··· Provided records

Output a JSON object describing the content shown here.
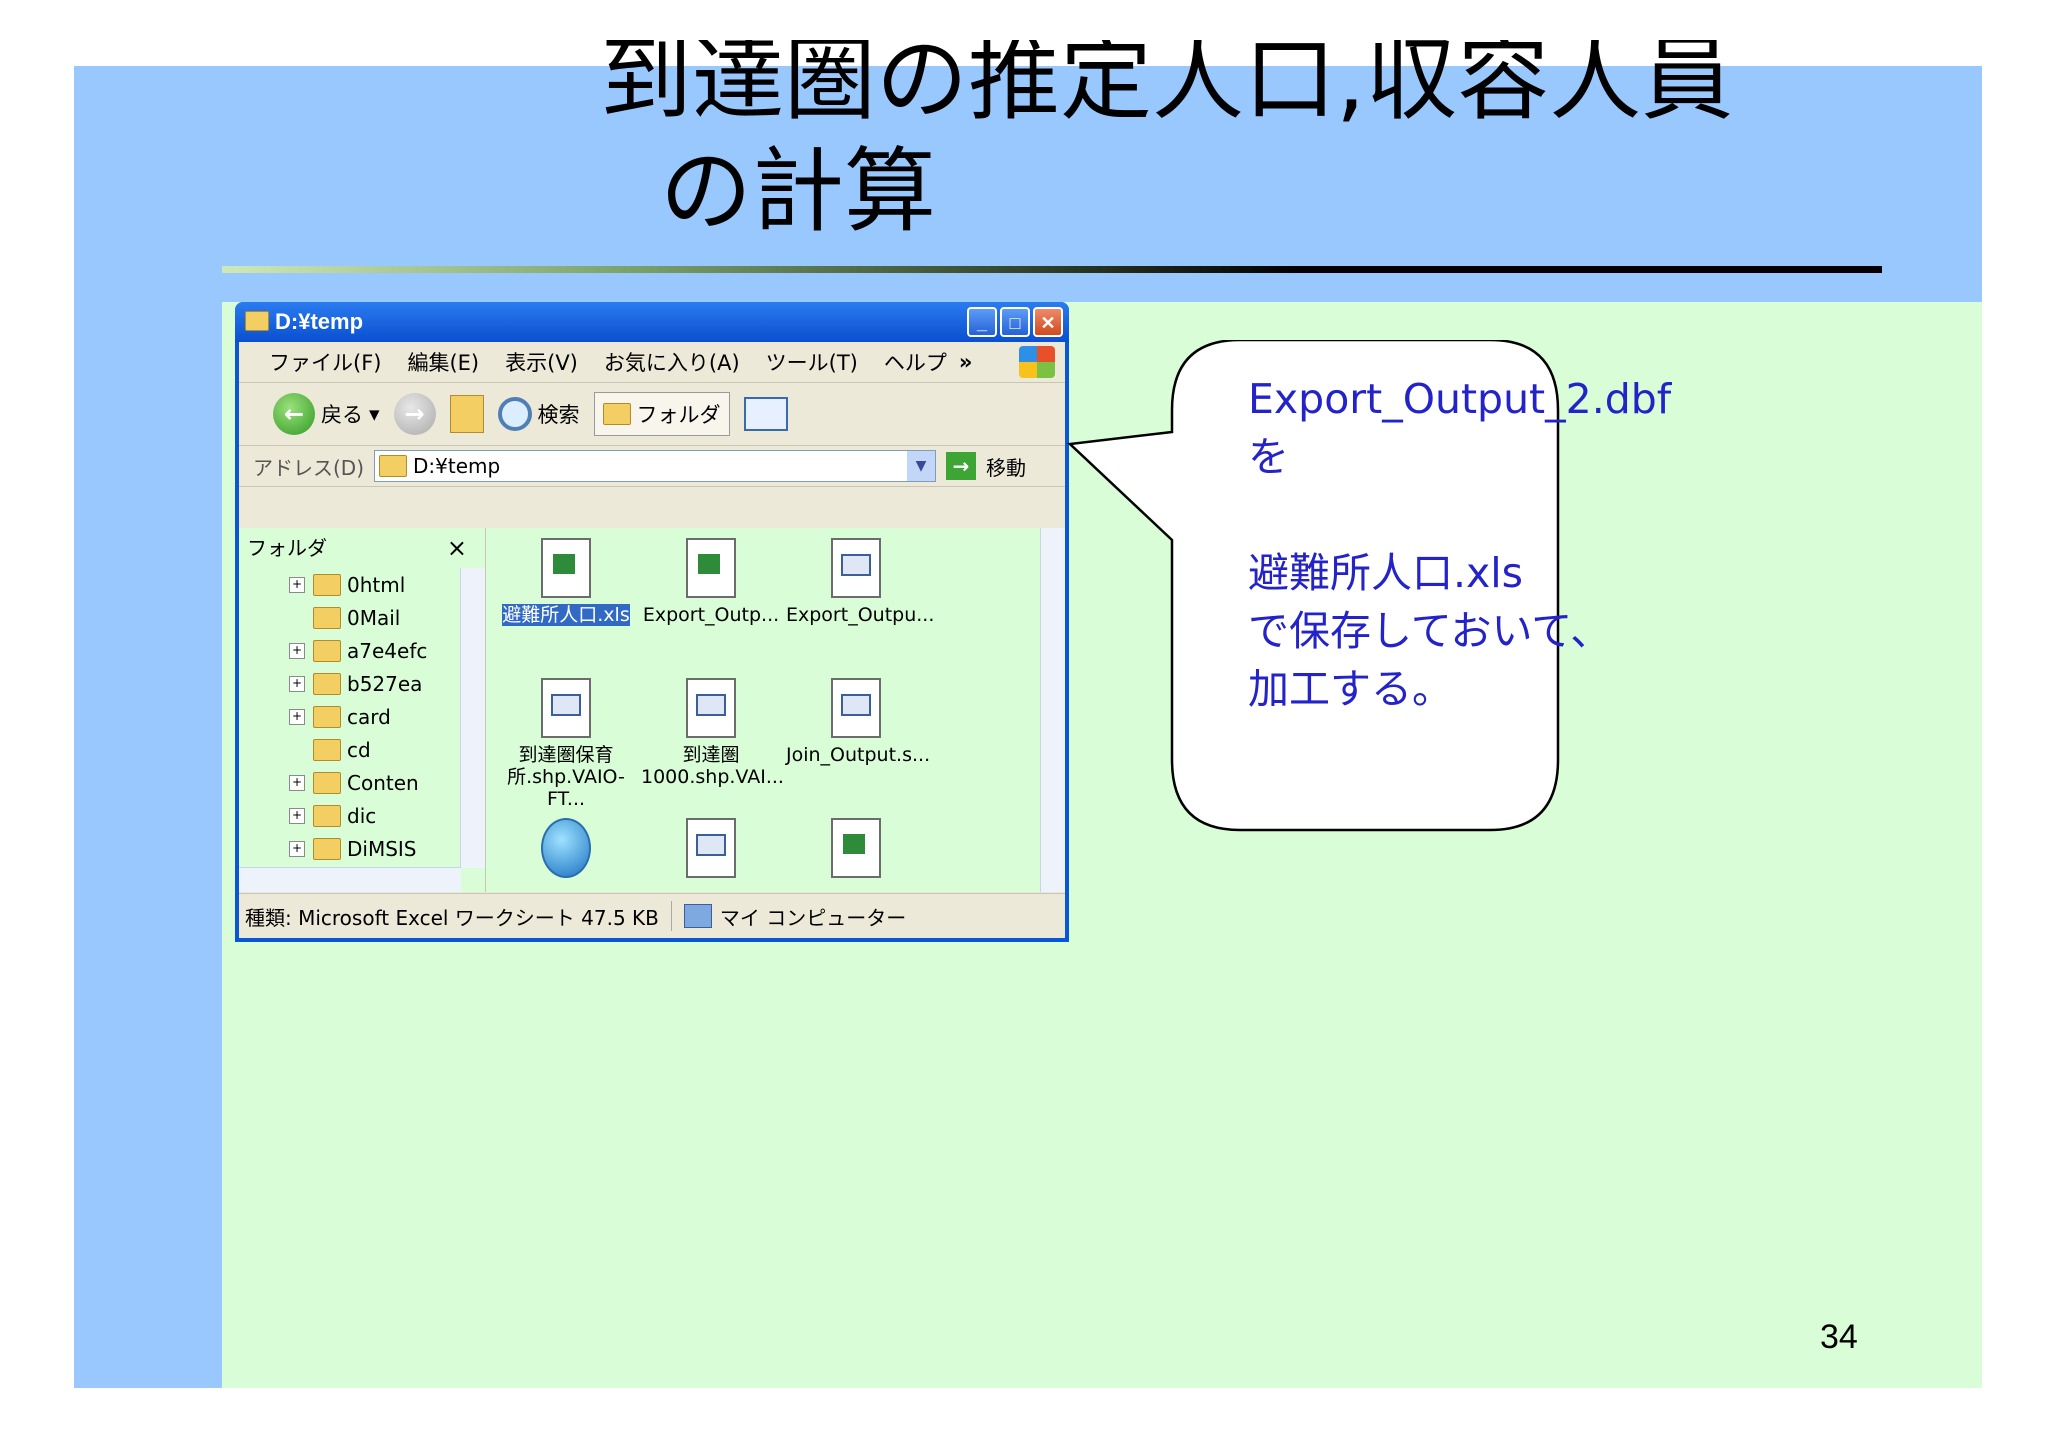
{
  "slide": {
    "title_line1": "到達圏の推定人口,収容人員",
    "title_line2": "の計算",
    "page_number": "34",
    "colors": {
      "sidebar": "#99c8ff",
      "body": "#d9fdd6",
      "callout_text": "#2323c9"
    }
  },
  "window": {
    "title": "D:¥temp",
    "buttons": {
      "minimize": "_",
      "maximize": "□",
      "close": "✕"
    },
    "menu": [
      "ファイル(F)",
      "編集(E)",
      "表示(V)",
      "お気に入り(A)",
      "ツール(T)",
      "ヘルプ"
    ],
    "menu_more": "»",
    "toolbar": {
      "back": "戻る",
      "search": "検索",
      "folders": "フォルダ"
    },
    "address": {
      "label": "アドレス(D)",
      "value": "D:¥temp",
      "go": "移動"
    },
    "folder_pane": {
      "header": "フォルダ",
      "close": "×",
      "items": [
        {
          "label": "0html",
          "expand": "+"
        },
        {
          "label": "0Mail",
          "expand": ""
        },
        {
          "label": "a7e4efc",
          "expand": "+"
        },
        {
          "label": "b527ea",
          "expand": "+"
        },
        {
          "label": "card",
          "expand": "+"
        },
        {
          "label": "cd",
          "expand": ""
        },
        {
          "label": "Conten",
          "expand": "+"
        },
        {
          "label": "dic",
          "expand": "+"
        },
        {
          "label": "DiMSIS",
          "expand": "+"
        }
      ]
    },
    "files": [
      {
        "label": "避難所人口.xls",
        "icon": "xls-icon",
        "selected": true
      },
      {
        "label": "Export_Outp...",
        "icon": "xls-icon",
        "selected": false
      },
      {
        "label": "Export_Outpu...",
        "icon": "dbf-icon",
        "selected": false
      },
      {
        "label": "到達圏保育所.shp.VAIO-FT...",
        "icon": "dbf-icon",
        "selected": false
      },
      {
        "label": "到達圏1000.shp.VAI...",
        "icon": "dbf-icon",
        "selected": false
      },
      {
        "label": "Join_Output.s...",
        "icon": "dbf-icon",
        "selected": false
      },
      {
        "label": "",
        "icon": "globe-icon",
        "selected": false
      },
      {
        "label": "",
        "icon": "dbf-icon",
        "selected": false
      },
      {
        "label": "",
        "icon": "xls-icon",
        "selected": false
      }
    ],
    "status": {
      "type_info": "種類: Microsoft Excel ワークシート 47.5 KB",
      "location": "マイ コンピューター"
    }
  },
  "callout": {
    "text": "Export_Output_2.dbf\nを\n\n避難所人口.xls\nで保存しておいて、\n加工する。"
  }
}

······

Restate the data above word for word. Skip every picture.

__Problem solution__:
Output a JSON object describing the content shown here.
{
  "slide": {
    "title_line1": "到達圏の推定人口,収容人員",
    "title_line2": "の計算",
    "page_number": "34",
    "colors": {
      "sidebar": "#99c8ff",
      "body": "#d9fdd6",
      "callout_text": "#2323c9"
    }
  },
  "window": {
    "title": "D:¥temp",
    "buttons": {
      "minimize": "_",
      "maximize": "□",
      "close": "✕"
    },
    "menu": [
      "ファイル(F)",
      "編集(E)",
      "表示(V)",
      "お気に入り(A)",
      "ツール(T)",
      "ヘルプ"
    ],
    "menu_more": "»",
    "toolbar": {
      "back": "戻る",
      "search": "検索",
      "folders": "フォルダ"
    },
    "address": {
      "label": "アドレス(D)",
      "value": "D:¥temp",
      "go": "移動"
    },
    "folder_pane": {
      "header": "フォルダ",
      "close": "×",
      "items": [
        {
          "label": "0html",
          "expand": "+"
        },
        {
          "label": "0Mail",
          "expand": ""
        },
        {
          "label": "a7e4efc",
          "expand": "+"
        },
        {
          "label": "b527ea",
          "expand": "+"
        },
        {
          "label": "card",
          "expand": "+"
        },
        {
          "label": "cd",
          "expand": ""
        },
        {
          "label": "Conten",
          "expand": "+"
        },
        {
          "label": "dic",
          "expand": "+"
        },
        {
          "label": "DiMSIS",
          "expand": "+"
        }
      ]
    },
    "files": [
      {
        "label": "避難所人口.xls",
        "icon": "xls-icon",
        "selected": true
      },
      {
        "label": "Export_Outp...",
        "icon": "xls-icon",
        "selected": false
      },
      {
        "label": "Export_Outpu...",
        "icon": "dbf-icon",
        "selected": false
      },
      {
        "label": "到達圏保育所.shp.VAIO-FT...",
        "icon": "dbf-icon",
        "selected": false
      },
      {
        "label": "到達圏1000.shp.VAI...",
        "icon": "dbf-icon",
        "selected": false
      },
      {
        "label": "Join_Output.s...",
        "icon": "dbf-icon",
        "selected": false
      },
      {
        "label": "",
        "icon": "globe-icon",
        "selected": false
      },
      {
        "label": "",
        "icon": "dbf-icon",
        "selected": false
      },
      {
        "label": "",
        "icon": "xls-icon",
        "selected": false
      }
    ],
    "status": {
      "type_info": "種類: Microsoft Excel ワークシート 47.5 KB",
      "location": "マイ コンピューター"
    }
  },
  "callout": {
    "text": "Export_Output_2.dbf\nを\n\n避難所人口.xls\nで保存しておいて、\n加工する。"
  }
}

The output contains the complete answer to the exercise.